== Task statement ==
Output every entry exactly as written, but omit the pictures.

****************

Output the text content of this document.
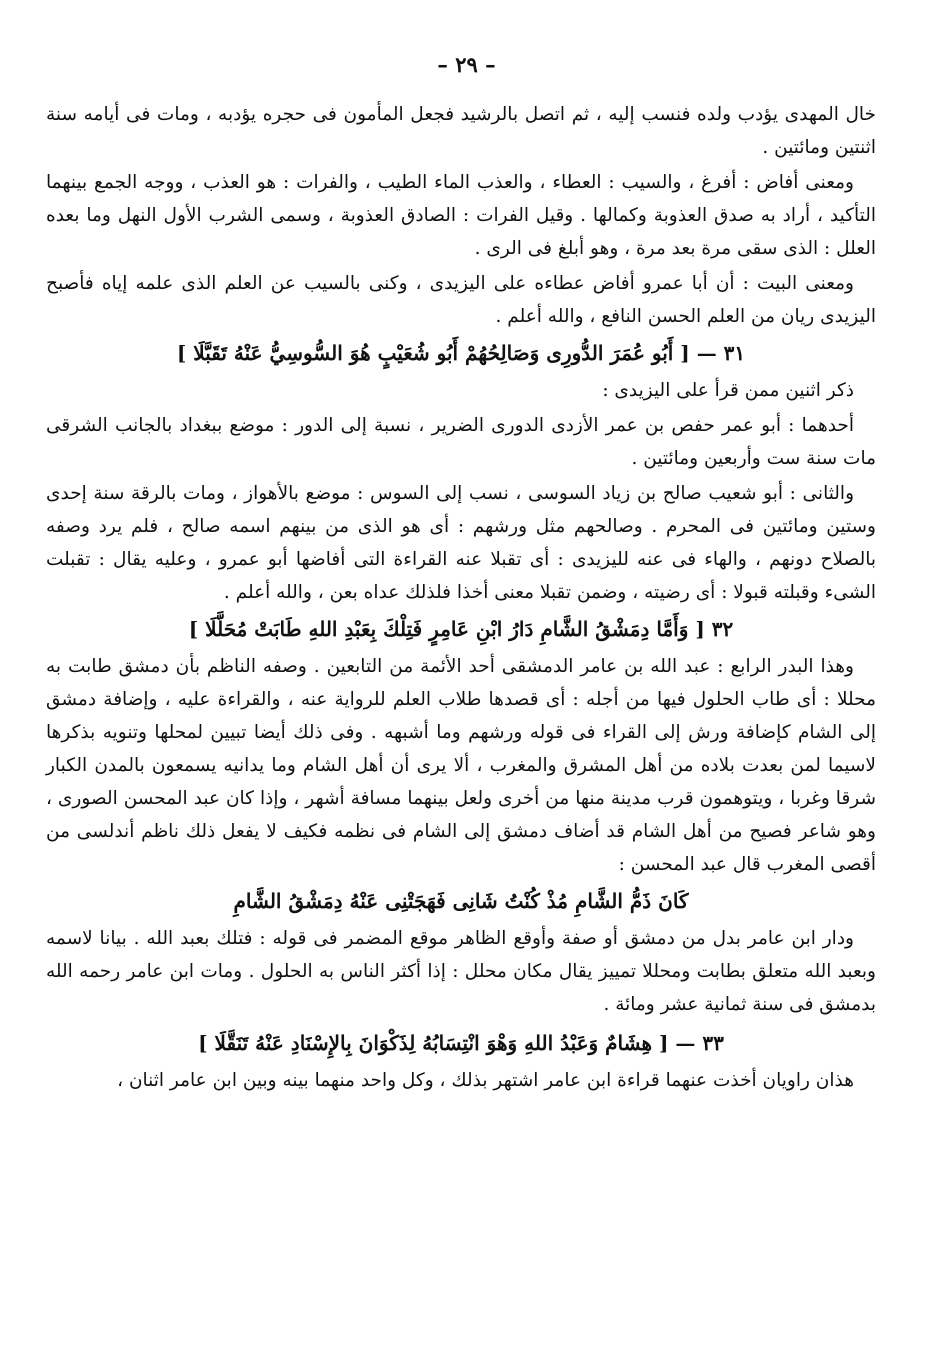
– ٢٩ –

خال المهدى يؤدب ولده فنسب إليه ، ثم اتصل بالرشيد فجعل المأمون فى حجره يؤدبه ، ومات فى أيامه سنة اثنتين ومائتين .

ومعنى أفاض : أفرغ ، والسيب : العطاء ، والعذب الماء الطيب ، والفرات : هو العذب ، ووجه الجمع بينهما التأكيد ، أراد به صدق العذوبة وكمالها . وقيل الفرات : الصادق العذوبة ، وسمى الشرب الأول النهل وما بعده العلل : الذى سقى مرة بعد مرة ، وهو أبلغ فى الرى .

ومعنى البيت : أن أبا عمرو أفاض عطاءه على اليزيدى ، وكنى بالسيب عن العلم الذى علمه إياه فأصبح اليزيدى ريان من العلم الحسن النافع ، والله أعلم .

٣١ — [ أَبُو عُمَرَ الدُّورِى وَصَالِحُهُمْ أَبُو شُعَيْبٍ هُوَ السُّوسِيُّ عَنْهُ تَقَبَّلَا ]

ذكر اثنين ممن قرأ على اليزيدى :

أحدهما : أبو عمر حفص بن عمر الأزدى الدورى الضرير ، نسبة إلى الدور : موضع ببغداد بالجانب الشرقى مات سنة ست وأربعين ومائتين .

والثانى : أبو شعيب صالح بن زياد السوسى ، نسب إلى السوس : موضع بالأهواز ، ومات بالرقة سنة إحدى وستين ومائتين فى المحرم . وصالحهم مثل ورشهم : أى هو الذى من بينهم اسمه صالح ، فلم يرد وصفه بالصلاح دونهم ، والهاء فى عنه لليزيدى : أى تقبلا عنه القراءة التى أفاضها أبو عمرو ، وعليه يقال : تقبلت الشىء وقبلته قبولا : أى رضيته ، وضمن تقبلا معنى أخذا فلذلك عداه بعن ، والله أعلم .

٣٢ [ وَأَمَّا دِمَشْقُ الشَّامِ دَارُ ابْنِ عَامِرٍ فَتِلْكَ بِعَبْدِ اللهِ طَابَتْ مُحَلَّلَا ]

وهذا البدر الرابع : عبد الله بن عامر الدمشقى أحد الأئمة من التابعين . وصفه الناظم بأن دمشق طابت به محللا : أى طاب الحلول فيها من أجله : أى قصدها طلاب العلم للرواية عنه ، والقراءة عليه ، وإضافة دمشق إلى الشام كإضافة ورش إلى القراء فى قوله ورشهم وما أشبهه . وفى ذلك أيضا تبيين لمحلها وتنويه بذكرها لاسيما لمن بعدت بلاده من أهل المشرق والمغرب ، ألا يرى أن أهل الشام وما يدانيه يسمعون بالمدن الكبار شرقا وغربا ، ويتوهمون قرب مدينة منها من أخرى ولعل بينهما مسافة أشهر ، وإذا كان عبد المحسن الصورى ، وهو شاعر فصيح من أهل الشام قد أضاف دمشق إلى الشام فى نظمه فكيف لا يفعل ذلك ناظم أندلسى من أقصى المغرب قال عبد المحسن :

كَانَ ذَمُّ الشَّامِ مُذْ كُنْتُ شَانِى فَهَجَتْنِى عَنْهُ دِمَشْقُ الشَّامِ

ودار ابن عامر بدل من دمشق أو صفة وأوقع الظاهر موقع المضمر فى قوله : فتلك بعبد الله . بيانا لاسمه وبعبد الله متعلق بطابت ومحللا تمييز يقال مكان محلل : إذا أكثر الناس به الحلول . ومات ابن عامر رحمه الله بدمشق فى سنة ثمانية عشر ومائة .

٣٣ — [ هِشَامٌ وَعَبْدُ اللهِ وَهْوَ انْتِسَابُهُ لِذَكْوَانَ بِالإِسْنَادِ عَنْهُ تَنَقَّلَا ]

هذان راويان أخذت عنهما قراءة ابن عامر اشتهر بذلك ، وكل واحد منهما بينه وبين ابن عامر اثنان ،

****************

== Response to this task ==
Output the text content of this document.
– ٢٩ –

خال المهدى يؤدب ولده فنسب إليه ، ثم اتصل بالرشيد فجعل المأمون فى حجره يؤدبه ، ومات فى أيامه سنة اثنتين ومائتين .

ومعنى أفاض : أفرغ ، والسيب : العطاء ، والعذب الماء الطيب ، والفرات : هو العذب ، ووجه الجمع بينهما التأكيد ، أراد به صدق العذوبة وكمالها . وقيل الفرات : الصادق العذوبة ، وسمى الشرب الأول النهل وما بعده العلل : الذى سقى مرة بعد مرة ، وهو أبلغ فى الرى .

ومعنى البيت : أن أبا عمرو أفاض عطاءه على اليزيدى ، وكنى بالسيب عن العلم الذى علمه إياه فأصبح اليزيدى ريان من العلم الحسن النافع ، والله أعلم .

٣١ — [ أَبُو عُمَرَ الدُّورِى وَصَالِحُهُمْ أَبُو شُعَيْبٍ هُوَ السُّوسِيُّ عَنْهُ تَقَبَّلَا ]

ذكر اثنين ممن قرأ على اليزيدى :

أحدهما : أبو عمر حفص بن عمر الأزدى الدورى الضرير ، نسبة إلى الدور : موضع ببغداد بالجانب الشرقى مات سنة ست وأربعين ومائتين .

والثانى : أبو شعيب صالح بن زياد السوسى ، نسب إلى السوس : موضع بالأهواز ، ومات بالرقة سنة إحدى وستين ومائتين فى المحرم . وصالحهم مثل ورشهم : أى هو الذى من بينهم اسمه صالح ، فلم يرد وصفه بالصلاح دونهم ، والهاء فى عنه لليزيدى : أى تقبلا عنه القراءة التى أفاضها أبو عمرو ، وعليه يقال : تقبلت الشىء وقبلته قبولا : أى رضيته ، وضمن تقبلا معنى أخذا فلذلك عداه بعن ، والله أعلم .

٣٢ [ وَأَمَّا دِمَشْقُ الشَّامِ دَارُ ابْنِ عَامِرٍ فَتِلْكَ بِعَبْدِ اللهِ طَابَتْ مُحَلَّلَا ]

وهذا البدر الرابع : عبد الله بن عامر الدمشقى أحد الأئمة من التابعين . وصفه الناظم بأن دمشق طابت به محللا : أى طاب الحلول فيها من أجله : أى قصدها طلاب العلم للرواية عنه ، والقراءة عليه ، وإضافة دمشق إلى الشام كإضافة ورش إلى القراء فى قوله ورشهم وما أشبهه . وفى ذلك أيضا تبيين لمحلها وتنويه بذكرها لاسيما لمن بعدت بلاده من أهل المشرق والمغرب ، ألا يرى أن أهل الشام وما يدانيه يسمعون بالمدن الكبار شرقا وغربا ، ويتوهمون قرب مدينة منها من أخرى ولعل بينهما مسافة أشهر ، وإذا كان عبد المحسن الصورى ، وهو شاعر فصيح من أهل الشام قد أضاف دمشق إلى الشام فى نظمه فكيف لا يفعل ذلك ناظم أندلسى من أقصى المغرب قال عبد المحسن :

كَانَ ذَمُّ الشَّامِ مُذْ كُنْتُ شَانِى فَهَجَتْنِى عَنْهُ دِمَشْقُ الشَّامِ

ودار ابن عامر بدل من دمشق أو صفة وأوقع الظاهر موقع المضمر فى قوله : فتلك بعبد الله . بيانا لاسمه وبعبد الله متعلق بطابت ومحللا تمييز يقال مكان محلل : إذا أكثر الناس به الحلول . ومات ابن عامر رحمه الله بدمشق فى سنة ثمانية عشر ومائة .

٣٣ — [ هِشَامٌ وَعَبْدُ اللهِ وَهْوَ انْتِسَابُهُ لِذَكْوَانَ بِالإِسْنَادِ عَنْهُ تَنَقَّلَا ]

هذان راويان أخذت عنهما قراءة ابن عامر اشتهر بذلك ، وكل واحد منهما بينه وبين ابن عامر اثنان ،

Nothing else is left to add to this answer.